-- begin Material provided --
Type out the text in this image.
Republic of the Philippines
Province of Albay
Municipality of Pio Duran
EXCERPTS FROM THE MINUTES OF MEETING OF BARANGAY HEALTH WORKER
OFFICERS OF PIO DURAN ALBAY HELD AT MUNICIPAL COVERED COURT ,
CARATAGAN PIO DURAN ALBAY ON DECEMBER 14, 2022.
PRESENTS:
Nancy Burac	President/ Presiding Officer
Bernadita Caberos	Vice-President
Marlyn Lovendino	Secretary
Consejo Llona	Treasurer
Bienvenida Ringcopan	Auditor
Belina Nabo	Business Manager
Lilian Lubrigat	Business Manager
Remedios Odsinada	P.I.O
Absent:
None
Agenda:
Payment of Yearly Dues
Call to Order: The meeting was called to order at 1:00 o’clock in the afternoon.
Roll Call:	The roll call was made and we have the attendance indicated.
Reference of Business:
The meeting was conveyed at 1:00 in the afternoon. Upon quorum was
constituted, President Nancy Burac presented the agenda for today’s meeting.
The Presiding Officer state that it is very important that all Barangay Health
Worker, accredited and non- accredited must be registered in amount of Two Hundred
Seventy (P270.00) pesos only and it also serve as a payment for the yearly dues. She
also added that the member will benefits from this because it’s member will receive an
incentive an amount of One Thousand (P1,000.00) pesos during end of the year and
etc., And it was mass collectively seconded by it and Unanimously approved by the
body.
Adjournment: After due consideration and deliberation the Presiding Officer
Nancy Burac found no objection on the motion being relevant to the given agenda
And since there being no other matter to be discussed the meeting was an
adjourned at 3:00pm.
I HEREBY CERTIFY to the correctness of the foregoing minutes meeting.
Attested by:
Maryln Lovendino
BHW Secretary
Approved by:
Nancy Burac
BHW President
-- end Material provided --
**Exercise**
Reproduce the records above exactly.

**Answer for this exercise**
Type out the text in this image.
Republic of the Philippines
Province of Albay
Municipality of Pio Duran
EXCERPTS FROM THE MINUTES OF MEETING OF BARANGAY HEALTH WORKER
OFFICERS OF PIO DURAN ALBAY HELD AT MUNICIPAL COVERED COURT ,
CARATAGAN PIO DURAN ALBAY ON DECEMBER 14, 2022.
PRESENTS:
Nancy Burac	President/ Presiding Officer
Bernadita Caberos	Vice-President
Marlyn Lovendino	Secretary
Consejo Llona	Treasurer
Bienvenida Ringcopan	Auditor
Belina Nabo	Business Manager
Lilian Lubrigat	Business Manager
Remedios Odsinada	P.I.O
Absent:
None
Agenda:
Payment of Yearly Dues
Call to Order: The meeting was called to order at 1:00 o’clock in the afternoon.
Roll Call:	The roll call was made and we have the attendance indicated.
Reference of Business:
The meeting was conveyed at 1:00 in the afternoon. Upon quorum was
constituted, President Nancy Burac presented the agenda for today’s meeting.
The Presiding Officer state that it is very important that all Barangay Health
Worker, accredited and non- accredited must be registered in amount of Two Hundred
Seventy (P270.00) pesos only and it also serve as a payment for the yearly dues. She
also added that the member will benefits from this because it’s member will receive an
incentive an amount of One Thousand (P1,000.00) pesos during end of the year and
etc., And it was mass collectively seconded by it and Unanimously approved by the
body.
Adjournment: After due consideration and deliberation the Presiding Officer
Nancy Burac found no objection on the motion being relevant to the given agenda
And since there being no other matter to be discussed the meeting was an
adjourned at 3:00pm.
I HEREBY CERTIFY to the correctness of the foregoing minutes meeting.
Attested by:
Maryln Lovendino
BHW Secretary
Approved by:
Nancy Burac
BHW President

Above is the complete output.